Stored dataset items:
****

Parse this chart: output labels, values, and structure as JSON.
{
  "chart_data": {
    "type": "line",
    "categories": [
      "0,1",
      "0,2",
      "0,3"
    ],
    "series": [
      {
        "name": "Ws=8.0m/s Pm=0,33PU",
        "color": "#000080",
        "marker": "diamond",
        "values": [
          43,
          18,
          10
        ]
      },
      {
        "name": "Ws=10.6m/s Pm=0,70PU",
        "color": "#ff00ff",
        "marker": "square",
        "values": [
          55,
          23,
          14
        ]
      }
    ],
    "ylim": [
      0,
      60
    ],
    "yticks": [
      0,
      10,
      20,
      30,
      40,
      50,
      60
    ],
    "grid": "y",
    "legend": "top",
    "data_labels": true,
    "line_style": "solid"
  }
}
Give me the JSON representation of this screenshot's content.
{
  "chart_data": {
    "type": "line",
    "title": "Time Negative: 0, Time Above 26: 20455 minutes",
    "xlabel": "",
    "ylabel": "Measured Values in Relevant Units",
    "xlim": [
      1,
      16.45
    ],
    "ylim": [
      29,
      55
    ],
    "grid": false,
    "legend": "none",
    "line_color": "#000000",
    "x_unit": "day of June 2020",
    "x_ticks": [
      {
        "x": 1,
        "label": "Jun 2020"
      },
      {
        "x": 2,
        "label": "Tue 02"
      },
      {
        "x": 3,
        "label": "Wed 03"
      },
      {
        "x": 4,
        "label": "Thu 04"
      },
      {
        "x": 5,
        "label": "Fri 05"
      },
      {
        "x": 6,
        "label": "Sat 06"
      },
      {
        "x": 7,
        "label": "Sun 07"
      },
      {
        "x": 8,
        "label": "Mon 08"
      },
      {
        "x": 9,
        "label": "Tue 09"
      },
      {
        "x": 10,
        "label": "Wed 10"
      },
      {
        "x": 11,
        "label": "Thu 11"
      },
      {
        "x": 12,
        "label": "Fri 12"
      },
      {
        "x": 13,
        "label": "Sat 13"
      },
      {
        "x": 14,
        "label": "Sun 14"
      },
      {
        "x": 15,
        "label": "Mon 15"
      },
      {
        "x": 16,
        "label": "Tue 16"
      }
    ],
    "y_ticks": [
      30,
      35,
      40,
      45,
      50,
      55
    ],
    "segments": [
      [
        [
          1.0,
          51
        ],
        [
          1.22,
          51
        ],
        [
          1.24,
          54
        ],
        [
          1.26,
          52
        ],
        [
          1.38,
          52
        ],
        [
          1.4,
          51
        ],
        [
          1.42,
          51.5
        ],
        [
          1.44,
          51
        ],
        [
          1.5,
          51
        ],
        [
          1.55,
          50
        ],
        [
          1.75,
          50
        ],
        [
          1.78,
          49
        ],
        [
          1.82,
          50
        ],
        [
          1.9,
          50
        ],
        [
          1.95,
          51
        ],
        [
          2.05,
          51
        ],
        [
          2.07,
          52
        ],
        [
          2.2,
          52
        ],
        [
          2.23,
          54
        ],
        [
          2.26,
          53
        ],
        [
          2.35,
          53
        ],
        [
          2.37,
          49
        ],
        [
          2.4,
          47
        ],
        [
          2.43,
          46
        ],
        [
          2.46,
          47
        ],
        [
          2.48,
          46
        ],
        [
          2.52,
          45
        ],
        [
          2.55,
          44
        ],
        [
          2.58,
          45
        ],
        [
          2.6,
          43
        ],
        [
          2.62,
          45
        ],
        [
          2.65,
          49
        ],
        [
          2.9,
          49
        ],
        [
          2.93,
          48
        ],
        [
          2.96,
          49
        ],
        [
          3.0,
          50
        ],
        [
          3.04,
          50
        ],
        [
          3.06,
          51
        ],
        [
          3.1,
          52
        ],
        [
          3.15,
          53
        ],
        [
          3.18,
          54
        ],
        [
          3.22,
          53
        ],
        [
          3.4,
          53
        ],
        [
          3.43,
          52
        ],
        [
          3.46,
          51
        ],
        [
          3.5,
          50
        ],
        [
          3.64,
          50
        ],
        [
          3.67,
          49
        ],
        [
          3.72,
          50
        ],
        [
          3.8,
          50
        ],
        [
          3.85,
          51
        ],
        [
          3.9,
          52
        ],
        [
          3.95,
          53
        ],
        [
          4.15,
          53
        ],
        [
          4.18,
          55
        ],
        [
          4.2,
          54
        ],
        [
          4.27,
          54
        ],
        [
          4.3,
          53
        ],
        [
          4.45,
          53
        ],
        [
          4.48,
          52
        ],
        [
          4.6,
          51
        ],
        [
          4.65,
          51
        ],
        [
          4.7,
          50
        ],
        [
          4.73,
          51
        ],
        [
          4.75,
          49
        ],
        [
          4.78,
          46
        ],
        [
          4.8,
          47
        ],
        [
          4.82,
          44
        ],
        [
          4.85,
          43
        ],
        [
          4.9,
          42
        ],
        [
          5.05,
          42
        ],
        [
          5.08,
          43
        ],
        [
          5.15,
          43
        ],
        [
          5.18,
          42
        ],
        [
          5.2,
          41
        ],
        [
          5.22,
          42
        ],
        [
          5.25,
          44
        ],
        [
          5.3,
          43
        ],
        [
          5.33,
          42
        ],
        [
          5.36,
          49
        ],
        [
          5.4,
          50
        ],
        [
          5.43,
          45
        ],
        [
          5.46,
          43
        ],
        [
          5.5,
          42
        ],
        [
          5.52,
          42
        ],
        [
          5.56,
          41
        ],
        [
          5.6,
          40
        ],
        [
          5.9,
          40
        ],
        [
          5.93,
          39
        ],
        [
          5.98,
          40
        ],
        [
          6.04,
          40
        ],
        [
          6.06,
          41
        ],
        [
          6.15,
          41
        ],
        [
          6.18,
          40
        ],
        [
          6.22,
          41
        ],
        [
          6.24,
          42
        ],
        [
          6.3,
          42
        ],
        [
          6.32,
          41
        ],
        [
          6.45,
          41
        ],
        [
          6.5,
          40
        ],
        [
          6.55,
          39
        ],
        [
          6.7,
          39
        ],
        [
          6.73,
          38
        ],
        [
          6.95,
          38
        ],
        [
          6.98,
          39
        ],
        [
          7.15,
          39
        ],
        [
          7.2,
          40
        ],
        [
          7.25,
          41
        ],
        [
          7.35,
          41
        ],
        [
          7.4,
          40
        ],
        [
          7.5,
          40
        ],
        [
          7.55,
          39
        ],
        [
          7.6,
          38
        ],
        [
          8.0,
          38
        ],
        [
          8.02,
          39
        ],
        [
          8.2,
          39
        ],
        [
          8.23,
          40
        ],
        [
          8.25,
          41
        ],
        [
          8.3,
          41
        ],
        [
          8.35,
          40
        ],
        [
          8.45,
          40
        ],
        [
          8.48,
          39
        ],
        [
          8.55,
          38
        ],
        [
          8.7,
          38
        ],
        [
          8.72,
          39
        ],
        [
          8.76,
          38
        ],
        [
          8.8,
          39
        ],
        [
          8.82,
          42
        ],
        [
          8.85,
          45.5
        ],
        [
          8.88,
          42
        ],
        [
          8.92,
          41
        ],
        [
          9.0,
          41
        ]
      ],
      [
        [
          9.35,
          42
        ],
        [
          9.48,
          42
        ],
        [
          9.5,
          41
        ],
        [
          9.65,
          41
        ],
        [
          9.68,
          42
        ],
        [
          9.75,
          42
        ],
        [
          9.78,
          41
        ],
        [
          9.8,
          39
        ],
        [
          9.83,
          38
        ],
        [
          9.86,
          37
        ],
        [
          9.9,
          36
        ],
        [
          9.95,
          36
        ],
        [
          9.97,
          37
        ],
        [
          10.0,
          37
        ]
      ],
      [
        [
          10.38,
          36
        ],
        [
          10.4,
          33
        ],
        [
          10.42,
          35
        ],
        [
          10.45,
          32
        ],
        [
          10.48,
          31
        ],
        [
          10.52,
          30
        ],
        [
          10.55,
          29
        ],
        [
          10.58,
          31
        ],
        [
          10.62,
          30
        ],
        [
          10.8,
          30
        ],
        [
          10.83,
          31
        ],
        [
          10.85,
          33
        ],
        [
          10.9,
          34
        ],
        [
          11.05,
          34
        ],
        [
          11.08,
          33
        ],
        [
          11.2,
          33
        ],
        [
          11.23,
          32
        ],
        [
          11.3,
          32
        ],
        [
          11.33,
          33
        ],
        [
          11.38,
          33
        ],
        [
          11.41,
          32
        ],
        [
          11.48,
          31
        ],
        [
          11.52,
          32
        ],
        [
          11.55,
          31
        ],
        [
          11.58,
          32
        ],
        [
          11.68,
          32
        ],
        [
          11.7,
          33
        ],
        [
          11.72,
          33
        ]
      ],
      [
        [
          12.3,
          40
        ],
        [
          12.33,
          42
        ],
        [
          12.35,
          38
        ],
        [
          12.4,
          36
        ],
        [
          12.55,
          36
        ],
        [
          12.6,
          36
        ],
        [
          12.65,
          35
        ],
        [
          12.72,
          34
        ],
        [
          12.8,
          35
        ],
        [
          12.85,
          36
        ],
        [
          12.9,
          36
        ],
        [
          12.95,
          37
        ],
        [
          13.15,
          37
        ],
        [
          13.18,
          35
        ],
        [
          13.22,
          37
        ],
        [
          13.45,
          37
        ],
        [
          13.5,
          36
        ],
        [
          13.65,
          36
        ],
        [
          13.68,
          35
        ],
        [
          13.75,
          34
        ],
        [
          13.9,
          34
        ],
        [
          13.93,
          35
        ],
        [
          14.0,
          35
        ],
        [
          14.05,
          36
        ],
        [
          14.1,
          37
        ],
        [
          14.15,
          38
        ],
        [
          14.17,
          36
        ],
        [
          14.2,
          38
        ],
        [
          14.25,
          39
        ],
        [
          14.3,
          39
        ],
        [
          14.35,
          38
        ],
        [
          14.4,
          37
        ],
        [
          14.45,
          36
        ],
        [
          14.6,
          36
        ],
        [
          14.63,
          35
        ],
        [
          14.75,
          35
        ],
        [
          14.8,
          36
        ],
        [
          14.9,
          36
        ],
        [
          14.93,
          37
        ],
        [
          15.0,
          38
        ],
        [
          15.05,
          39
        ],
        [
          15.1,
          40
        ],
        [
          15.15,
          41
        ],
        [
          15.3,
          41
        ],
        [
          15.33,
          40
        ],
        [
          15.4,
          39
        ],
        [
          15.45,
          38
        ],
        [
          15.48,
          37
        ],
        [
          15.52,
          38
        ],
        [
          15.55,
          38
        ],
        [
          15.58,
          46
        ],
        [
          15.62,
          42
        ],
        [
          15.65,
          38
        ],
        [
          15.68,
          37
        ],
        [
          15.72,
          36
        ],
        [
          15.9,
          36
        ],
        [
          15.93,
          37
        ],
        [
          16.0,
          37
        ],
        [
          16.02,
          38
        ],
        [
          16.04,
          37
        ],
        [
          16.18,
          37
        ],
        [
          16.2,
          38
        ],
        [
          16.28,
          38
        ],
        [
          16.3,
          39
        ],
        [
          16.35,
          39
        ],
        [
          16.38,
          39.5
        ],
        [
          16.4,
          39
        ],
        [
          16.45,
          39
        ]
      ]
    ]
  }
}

****

THE REQUEST:
Select all lines with the word "JSON" from the entries above.

WRITTEN SOLUTION:
Parse this chart: output labels, values, and structure as JSON.
Give me the JSON representation of this screenshot's content.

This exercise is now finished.